OBJECTIVE:
Show all lines from the listing below that contain "технология".

# # # #

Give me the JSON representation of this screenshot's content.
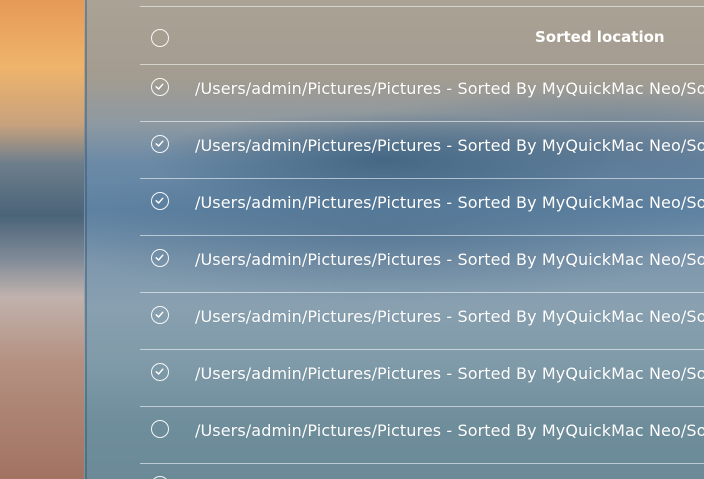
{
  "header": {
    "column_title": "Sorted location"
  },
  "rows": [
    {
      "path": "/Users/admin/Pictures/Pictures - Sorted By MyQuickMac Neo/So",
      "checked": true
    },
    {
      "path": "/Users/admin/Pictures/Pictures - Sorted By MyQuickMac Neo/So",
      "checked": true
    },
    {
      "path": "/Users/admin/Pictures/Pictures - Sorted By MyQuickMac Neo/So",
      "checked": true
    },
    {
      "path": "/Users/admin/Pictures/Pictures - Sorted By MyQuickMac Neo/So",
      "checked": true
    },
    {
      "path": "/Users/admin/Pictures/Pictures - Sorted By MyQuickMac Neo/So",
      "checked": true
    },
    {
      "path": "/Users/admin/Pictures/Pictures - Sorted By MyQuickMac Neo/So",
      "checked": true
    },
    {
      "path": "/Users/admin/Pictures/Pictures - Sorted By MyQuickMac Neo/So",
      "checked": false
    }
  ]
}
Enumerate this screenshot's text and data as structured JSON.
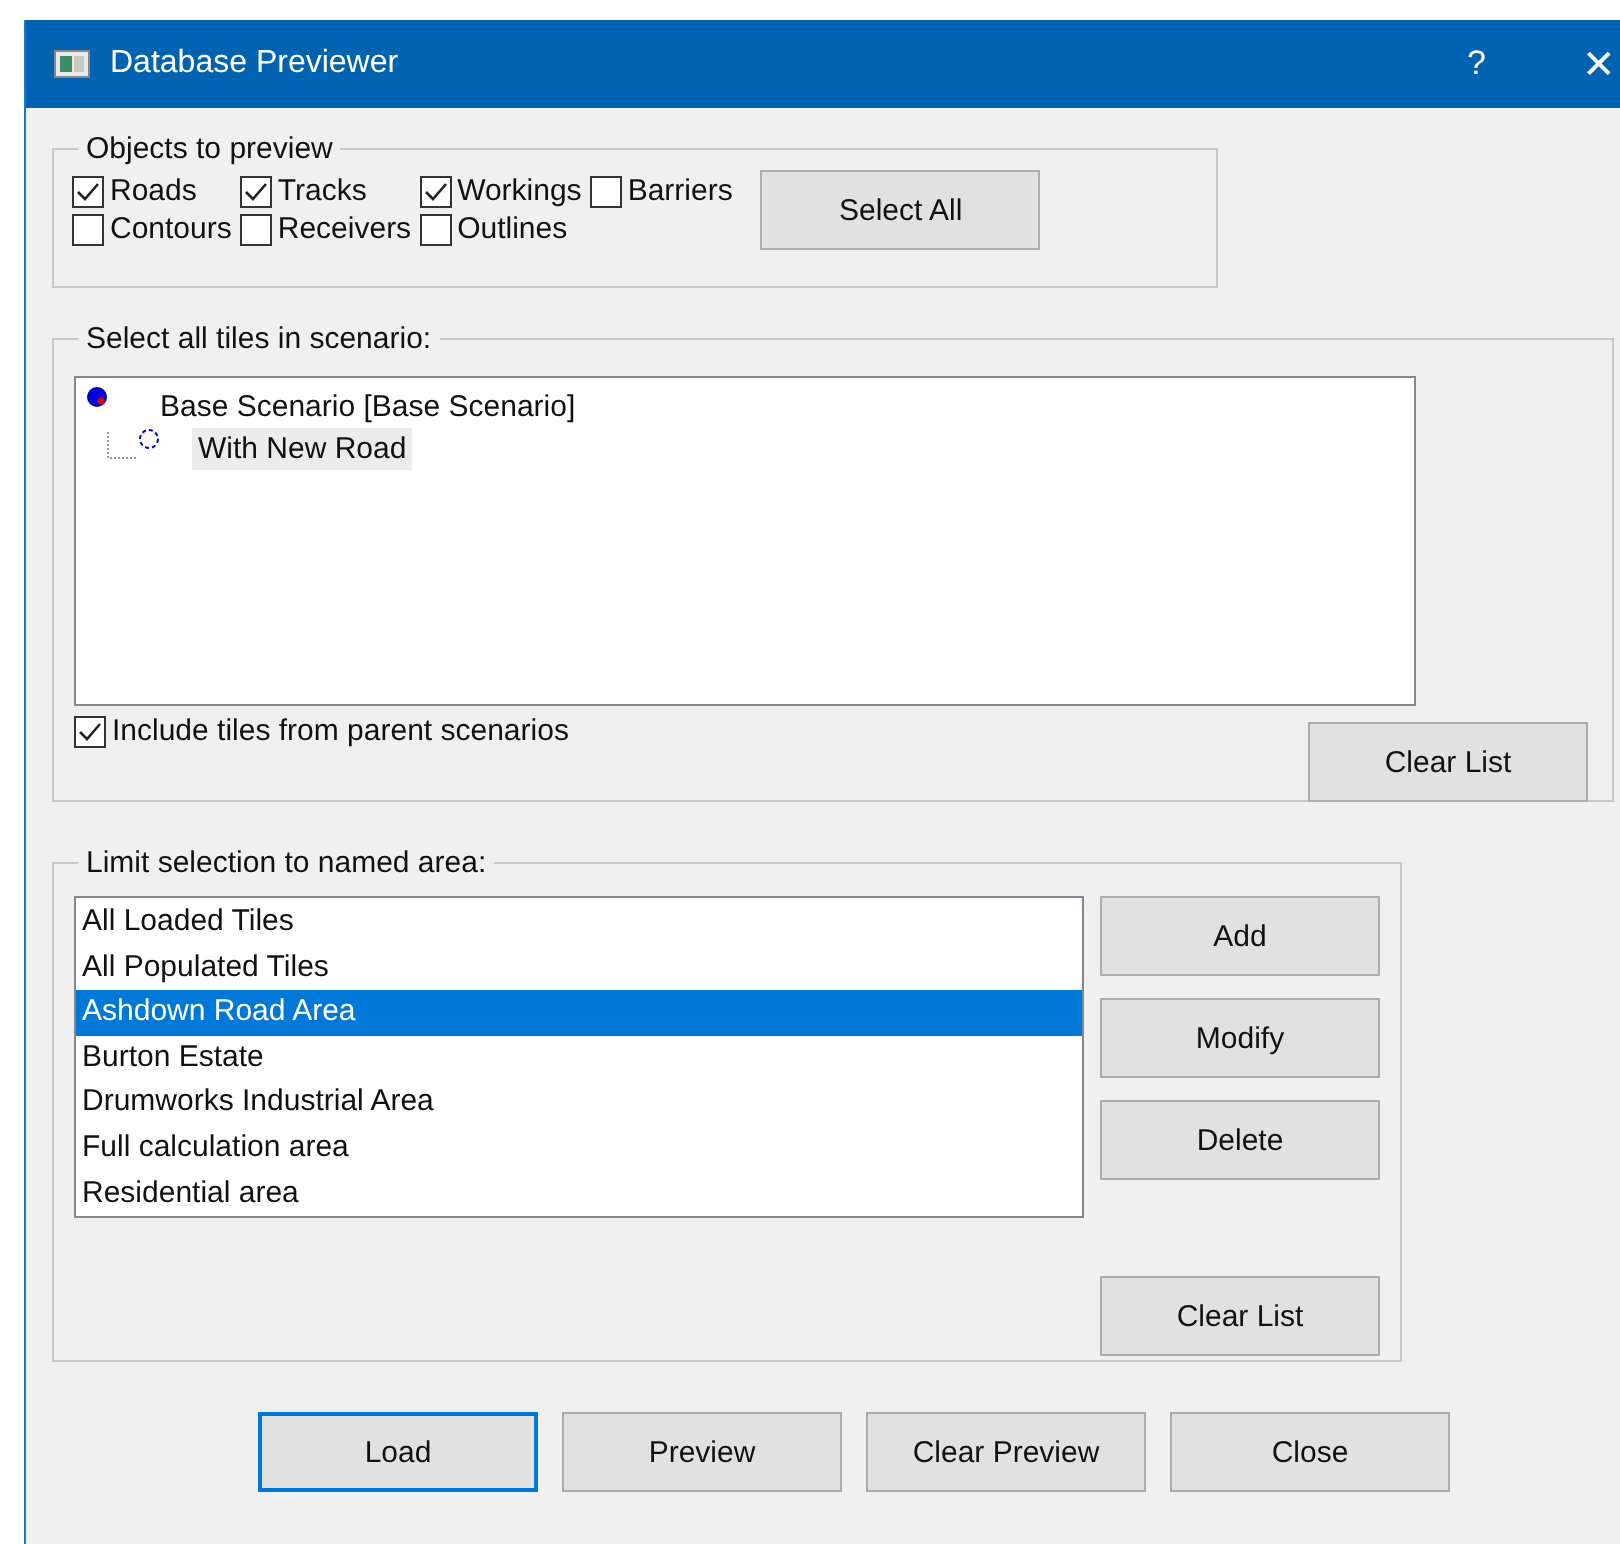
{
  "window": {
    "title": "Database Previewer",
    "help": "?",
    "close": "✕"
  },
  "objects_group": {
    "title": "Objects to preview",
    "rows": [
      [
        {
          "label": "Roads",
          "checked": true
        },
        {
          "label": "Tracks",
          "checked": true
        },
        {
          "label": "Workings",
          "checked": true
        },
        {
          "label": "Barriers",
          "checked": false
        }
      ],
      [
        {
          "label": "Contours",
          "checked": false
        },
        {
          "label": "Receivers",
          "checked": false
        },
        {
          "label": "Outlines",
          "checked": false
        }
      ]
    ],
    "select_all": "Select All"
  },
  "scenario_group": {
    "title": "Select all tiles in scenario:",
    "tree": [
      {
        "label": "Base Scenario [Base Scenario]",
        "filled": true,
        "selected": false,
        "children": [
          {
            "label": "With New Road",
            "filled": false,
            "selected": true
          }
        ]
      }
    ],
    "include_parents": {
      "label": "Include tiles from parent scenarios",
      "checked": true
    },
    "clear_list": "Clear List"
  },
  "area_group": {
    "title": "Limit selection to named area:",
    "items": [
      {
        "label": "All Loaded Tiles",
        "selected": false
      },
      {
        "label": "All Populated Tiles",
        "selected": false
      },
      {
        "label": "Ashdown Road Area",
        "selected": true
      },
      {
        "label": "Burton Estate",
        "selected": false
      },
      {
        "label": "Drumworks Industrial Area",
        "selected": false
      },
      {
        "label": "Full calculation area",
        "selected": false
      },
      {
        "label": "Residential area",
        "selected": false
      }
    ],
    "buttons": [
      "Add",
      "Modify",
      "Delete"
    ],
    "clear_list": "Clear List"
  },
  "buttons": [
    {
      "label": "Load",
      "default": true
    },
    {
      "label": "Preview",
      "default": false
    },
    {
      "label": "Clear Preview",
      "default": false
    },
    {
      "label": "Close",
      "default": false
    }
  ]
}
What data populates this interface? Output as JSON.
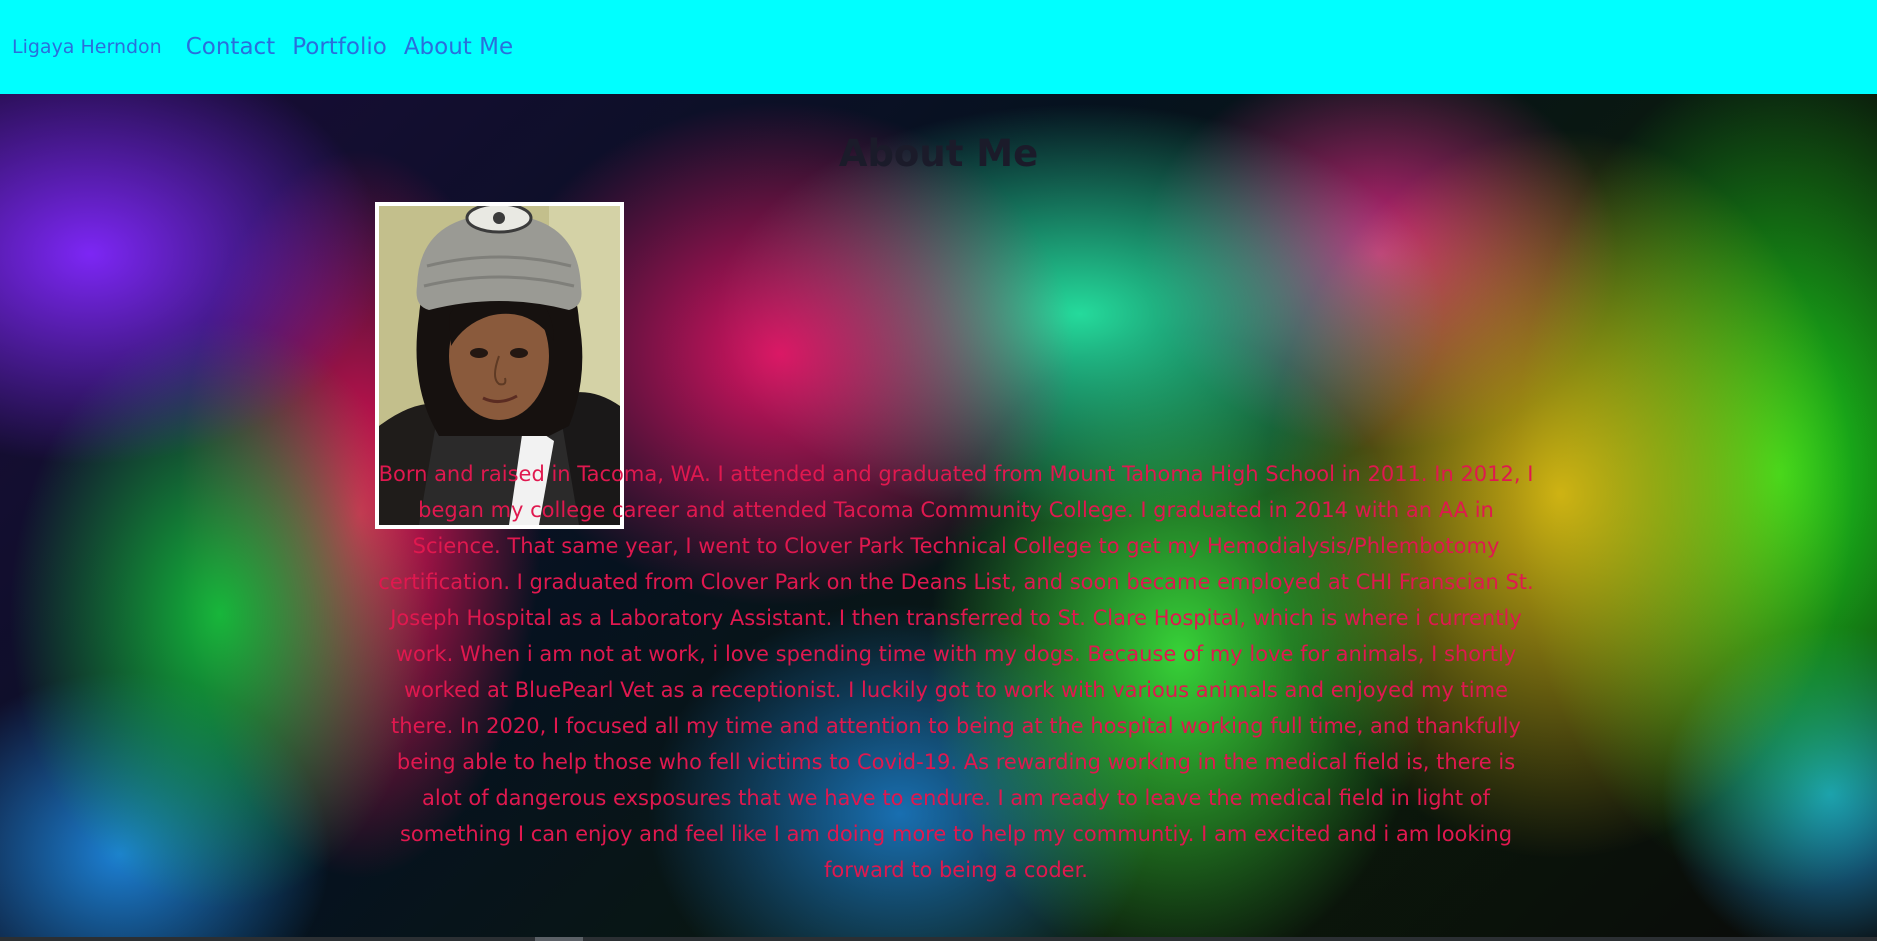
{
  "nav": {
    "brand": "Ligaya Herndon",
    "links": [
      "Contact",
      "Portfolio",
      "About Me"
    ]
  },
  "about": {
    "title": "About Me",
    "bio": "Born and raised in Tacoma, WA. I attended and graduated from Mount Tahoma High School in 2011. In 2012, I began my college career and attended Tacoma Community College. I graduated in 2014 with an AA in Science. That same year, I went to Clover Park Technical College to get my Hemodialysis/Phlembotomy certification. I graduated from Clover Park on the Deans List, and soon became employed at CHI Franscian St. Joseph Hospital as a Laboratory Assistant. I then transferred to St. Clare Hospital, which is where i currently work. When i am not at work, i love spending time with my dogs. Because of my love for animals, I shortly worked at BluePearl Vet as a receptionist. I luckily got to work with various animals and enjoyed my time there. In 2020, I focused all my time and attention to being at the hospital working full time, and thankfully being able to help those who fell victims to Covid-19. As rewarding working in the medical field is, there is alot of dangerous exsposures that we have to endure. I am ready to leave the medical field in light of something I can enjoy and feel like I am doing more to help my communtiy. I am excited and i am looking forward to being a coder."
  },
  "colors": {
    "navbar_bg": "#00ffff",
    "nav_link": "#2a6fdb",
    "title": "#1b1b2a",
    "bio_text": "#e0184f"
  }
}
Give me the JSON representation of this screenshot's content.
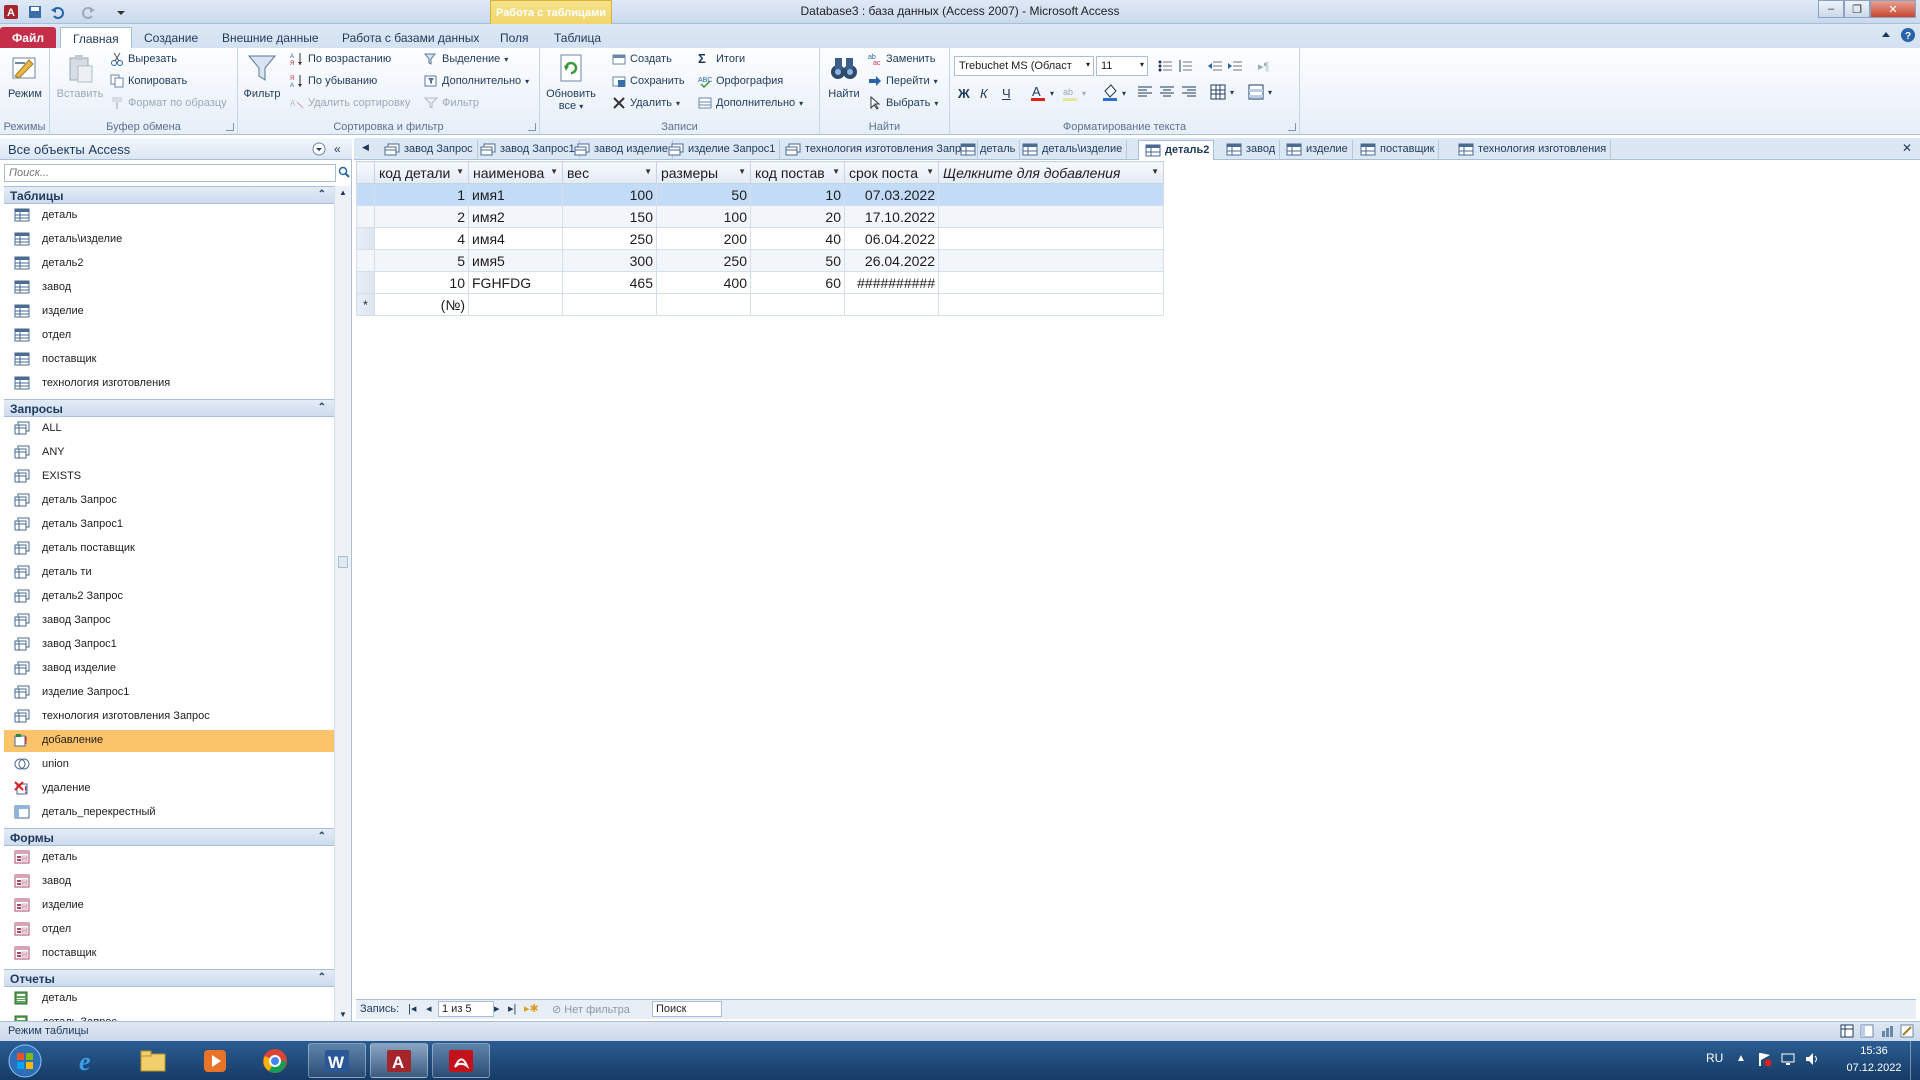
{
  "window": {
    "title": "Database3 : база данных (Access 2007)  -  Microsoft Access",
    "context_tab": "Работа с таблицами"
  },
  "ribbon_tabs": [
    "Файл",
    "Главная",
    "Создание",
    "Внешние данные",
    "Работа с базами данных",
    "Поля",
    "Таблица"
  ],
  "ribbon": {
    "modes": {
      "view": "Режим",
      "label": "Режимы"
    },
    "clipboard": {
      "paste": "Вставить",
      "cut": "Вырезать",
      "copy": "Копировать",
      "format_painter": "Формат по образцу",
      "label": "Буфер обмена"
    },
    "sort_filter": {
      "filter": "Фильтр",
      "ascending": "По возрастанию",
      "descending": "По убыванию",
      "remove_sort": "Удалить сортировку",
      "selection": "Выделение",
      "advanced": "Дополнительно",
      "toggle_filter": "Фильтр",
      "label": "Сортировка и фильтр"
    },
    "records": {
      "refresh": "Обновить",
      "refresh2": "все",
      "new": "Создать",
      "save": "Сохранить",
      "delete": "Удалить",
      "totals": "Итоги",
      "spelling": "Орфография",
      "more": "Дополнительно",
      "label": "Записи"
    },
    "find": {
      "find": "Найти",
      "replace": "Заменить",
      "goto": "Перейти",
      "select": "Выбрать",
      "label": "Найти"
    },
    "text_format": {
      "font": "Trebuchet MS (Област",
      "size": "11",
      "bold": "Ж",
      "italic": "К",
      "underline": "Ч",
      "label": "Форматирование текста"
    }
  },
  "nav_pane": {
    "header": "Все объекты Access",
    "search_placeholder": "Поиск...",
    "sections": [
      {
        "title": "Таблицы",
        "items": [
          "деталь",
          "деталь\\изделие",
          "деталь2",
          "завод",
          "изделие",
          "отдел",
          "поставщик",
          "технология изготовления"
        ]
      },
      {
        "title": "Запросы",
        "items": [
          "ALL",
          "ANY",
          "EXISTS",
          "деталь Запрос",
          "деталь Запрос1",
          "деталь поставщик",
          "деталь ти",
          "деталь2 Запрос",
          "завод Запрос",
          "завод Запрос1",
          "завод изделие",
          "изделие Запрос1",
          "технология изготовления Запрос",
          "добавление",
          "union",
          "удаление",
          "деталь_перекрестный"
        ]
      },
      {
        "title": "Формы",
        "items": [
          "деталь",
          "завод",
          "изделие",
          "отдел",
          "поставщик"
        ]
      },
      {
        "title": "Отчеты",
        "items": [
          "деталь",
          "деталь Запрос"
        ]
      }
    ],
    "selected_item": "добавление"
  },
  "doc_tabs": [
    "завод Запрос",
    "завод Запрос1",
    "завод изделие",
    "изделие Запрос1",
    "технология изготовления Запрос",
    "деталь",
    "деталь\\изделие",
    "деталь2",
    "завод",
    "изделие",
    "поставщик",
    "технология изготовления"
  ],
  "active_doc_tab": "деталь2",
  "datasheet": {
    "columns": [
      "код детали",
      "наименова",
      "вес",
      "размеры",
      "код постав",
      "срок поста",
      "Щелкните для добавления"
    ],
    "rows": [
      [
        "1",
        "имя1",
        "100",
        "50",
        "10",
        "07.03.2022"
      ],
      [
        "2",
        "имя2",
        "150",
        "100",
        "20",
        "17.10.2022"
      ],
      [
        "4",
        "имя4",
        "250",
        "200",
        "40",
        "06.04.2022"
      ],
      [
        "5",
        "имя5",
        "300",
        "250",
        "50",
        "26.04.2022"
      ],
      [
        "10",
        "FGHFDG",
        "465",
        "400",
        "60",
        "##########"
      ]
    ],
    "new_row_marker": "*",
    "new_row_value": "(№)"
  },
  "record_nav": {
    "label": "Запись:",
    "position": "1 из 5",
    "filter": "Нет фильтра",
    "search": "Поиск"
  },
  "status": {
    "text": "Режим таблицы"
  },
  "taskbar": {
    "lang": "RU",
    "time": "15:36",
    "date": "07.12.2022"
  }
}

# # # #

CORRECT RESPONSE:
          "технология изготовления"
          "технология изготовления Запрос",
    "технология изготовления Запрос",
    "технология изготовления"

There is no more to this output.